**Prompt**
Take down each entry exactly as written.

Raw records
◇ ◇ ◇

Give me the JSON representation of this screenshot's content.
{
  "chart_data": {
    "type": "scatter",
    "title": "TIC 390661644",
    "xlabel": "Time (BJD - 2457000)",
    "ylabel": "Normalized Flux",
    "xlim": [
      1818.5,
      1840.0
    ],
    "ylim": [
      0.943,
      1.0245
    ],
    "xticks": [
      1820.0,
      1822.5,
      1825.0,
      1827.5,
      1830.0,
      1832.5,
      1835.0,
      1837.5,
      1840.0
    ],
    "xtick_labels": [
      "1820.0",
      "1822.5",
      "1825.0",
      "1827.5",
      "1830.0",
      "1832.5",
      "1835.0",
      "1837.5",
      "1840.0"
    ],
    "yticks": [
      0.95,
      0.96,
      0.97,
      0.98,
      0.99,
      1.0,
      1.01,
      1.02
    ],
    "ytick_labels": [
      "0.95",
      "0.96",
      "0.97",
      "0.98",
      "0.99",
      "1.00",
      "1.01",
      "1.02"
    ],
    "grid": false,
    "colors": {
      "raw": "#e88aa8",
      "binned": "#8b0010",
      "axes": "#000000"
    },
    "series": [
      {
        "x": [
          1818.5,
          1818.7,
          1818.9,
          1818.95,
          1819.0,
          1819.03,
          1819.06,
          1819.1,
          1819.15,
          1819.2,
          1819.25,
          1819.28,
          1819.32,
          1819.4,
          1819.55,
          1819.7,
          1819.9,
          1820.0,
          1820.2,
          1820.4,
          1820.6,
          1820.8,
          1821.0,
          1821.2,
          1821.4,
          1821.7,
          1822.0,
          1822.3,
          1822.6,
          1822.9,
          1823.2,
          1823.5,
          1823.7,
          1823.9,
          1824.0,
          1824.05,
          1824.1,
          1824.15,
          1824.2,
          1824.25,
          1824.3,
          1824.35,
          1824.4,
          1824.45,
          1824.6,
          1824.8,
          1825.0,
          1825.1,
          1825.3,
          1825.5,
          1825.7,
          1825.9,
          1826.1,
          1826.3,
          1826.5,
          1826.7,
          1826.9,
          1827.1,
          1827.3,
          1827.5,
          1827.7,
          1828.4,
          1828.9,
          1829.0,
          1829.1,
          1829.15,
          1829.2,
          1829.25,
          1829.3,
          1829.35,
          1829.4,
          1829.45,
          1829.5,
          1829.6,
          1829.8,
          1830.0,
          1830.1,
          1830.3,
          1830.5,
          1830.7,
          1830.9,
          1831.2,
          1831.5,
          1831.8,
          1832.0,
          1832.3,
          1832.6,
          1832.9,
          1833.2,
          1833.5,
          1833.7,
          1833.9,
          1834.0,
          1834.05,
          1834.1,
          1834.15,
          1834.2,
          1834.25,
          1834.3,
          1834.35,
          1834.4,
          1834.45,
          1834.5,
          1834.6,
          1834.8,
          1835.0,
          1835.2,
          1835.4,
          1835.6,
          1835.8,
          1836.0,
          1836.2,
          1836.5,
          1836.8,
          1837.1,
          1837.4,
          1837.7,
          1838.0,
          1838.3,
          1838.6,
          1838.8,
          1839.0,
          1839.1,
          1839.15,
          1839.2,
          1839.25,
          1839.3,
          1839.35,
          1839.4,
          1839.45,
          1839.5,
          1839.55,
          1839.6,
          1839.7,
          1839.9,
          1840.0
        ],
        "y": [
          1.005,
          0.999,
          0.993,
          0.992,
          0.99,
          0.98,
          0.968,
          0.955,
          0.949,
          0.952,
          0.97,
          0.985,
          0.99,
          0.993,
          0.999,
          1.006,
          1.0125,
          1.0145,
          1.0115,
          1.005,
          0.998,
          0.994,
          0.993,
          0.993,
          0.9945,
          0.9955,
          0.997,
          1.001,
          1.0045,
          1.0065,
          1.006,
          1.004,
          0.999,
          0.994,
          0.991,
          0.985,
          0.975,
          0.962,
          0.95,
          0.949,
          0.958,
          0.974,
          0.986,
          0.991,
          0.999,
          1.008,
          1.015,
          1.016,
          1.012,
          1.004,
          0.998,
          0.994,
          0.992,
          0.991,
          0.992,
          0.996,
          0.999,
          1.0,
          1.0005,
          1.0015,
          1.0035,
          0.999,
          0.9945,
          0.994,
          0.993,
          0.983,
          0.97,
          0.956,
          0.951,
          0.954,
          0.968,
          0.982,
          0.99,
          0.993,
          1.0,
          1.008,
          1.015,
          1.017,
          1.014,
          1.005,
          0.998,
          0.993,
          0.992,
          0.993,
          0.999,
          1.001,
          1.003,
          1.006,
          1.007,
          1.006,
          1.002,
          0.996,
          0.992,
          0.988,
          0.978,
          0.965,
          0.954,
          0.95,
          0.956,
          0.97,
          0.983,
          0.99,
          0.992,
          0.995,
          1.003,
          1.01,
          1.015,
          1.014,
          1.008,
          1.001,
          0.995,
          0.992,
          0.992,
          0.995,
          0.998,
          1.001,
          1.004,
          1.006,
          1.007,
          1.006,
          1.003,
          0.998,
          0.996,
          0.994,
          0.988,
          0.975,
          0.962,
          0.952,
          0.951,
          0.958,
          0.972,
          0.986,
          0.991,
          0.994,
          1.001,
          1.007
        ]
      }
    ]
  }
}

◇ ◇ ◇

**Solution for this problem**
Give me the JSON representation of this screenshot's content.
{
  "chart_data": {
    "type": "scatter",
    "title": "TIC 390661644",
    "xlabel": "Time (BJD - 2457000)",
    "ylabel": "Normalized Flux",
    "xlim": [
      1818.5,
      1840.0
    ],
    "ylim": [
      0.943,
      1.0245
    ],
    "xticks": [
      1820.0,
      1822.5,
      1825.0,
      1827.5,
      1830.0,
      1832.5,
      1835.0,
      1837.5,
      1840.0
    ],
    "xtick_labels": [
      "1820.0",
      "1822.5",
      "1825.0",
      "1827.5",
      "1830.0",
      "1832.5",
      "1835.0",
      "1837.5",
      "1840.0"
    ],
    "yticks": [
      0.95,
      0.96,
      0.97,
      0.98,
      0.99,
      1.0,
      1.01,
      1.02
    ],
    "ytick_labels": [
      "0.95",
      "0.96",
      "0.97",
      "0.98",
      "0.99",
      "1.00",
      "1.01",
      "1.02"
    ],
    "grid": false,
    "colors": {
      "raw": "#e88aa8",
      "binned": "#8b0010",
      "axes": "#000000"
    },
    "series": [
      {
        "x": [
          1818.5,
          1818.7,
          1818.9,
          1818.95,
          1819.0,
          1819.03,
          1819.06,
          1819.1,
          1819.15,
          1819.2,
          1819.25,
          1819.28,
          1819.32,
          1819.4,
          1819.55,
          1819.7,
          1819.9,
          1820.0,
          1820.2,
          1820.4,
          1820.6,
          1820.8,
          1821.0,
          1821.2,
          1821.4,
          1821.7,
          1822.0,
          1822.3,
          1822.6,
          1822.9,
          1823.2,
          1823.5,
          1823.7,
          1823.9,
          1824.0,
          1824.05,
          1824.1,
          1824.15,
          1824.2,
          1824.25,
          1824.3,
          1824.35,
          1824.4,
          1824.45,
          1824.6,
          1824.8,
          1825.0,
          1825.1,
          1825.3,
          1825.5,
          1825.7,
          1825.9,
          1826.1,
          1826.3,
          1826.5,
          1826.7,
          1826.9,
          1827.1,
          1827.3,
          1827.5,
          1827.7,
          1828.4,
          1828.9,
          1829.0,
          1829.1,
          1829.15,
          1829.2,
          1829.25,
          1829.3,
          1829.35,
          1829.4,
          1829.45,
          1829.5,
          1829.6,
          1829.8,
          1830.0,
          1830.1,
          1830.3,
          1830.5,
          1830.7,
          1830.9,
          1831.2,
          1831.5,
          1831.8,
          1832.0,
          1832.3,
          1832.6,
          1832.9,
          1833.2,
          1833.5,
          1833.7,
          1833.9,
          1834.0,
          1834.05,
          1834.1,
          1834.15,
          1834.2,
          1834.25,
          1834.3,
          1834.35,
          1834.4,
          1834.45,
          1834.5,
          1834.6,
          1834.8,
          1835.0,
          1835.2,
          1835.4,
          1835.6,
          1835.8,
          1836.0,
          1836.2,
          1836.5,
          1836.8,
          1837.1,
          1837.4,
          1837.7,
          1838.0,
          1838.3,
          1838.6,
          1838.8,
          1839.0,
          1839.1,
          1839.15,
          1839.2,
          1839.25,
          1839.3,
          1839.35,
          1839.4,
          1839.45,
          1839.5,
          1839.55,
          1839.6,
          1839.7,
          1839.9,
          1840.0
        ],
        "y": [
          1.005,
          0.999,
          0.993,
          0.992,
          0.99,
          0.98,
          0.968,
          0.955,
          0.949,
          0.952,
          0.97,
          0.985,
          0.99,
          0.993,
          0.999,
          1.006,
          1.0125,
          1.0145,
          1.0115,
          1.005,
          0.998,
          0.994,
          0.993,
          0.993,
          0.9945,
          0.9955,
          0.997,
          1.001,
          1.0045,
          1.0065,
          1.006,
          1.004,
          0.999,
          0.994,
          0.991,
          0.985,
          0.975,
          0.962,
          0.95,
          0.949,
          0.958,
          0.974,
          0.986,
          0.991,
          0.999,
          1.008,
          1.015,
          1.016,
          1.012,
          1.004,
          0.998,
          0.994,
          0.992,
          0.991,
          0.992,
          0.996,
          0.999,
          1.0,
          1.0005,
          1.0015,
          1.0035,
          0.999,
          0.9945,
          0.994,
          0.993,
          0.983,
          0.97,
          0.956,
          0.951,
          0.954,
          0.968,
          0.982,
          0.99,
          0.993,
          1.0,
          1.008,
          1.015,
          1.017,
          1.014,
          1.005,
          0.998,
          0.993,
          0.992,
          0.993,
          0.999,
          1.001,
          1.003,
          1.006,
          1.007,
          1.006,
          1.002,
          0.996,
          0.992,
          0.988,
          0.978,
          0.965,
          0.954,
          0.95,
          0.956,
          0.97,
          0.983,
          0.99,
          0.992,
          0.995,
          1.003,
          1.01,
          1.015,
          1.014,
          1.008,
          1.001,
          0.995,
          0.992,
          0.992,
          0.995,
          0.998,
          1.001,
          1.004,
          1.006,
          1.007,
          1.006,
          1.003,
          0.998,
          0.996,
          0.994,
          0.988,
          0.975,
          0.962,
          0.952,
          0.951,
          0.958,
          0.972,
          0.986,
          0.991,
          0.994,
          1.001,
          1.007
        ]
      }
    ]
  }
}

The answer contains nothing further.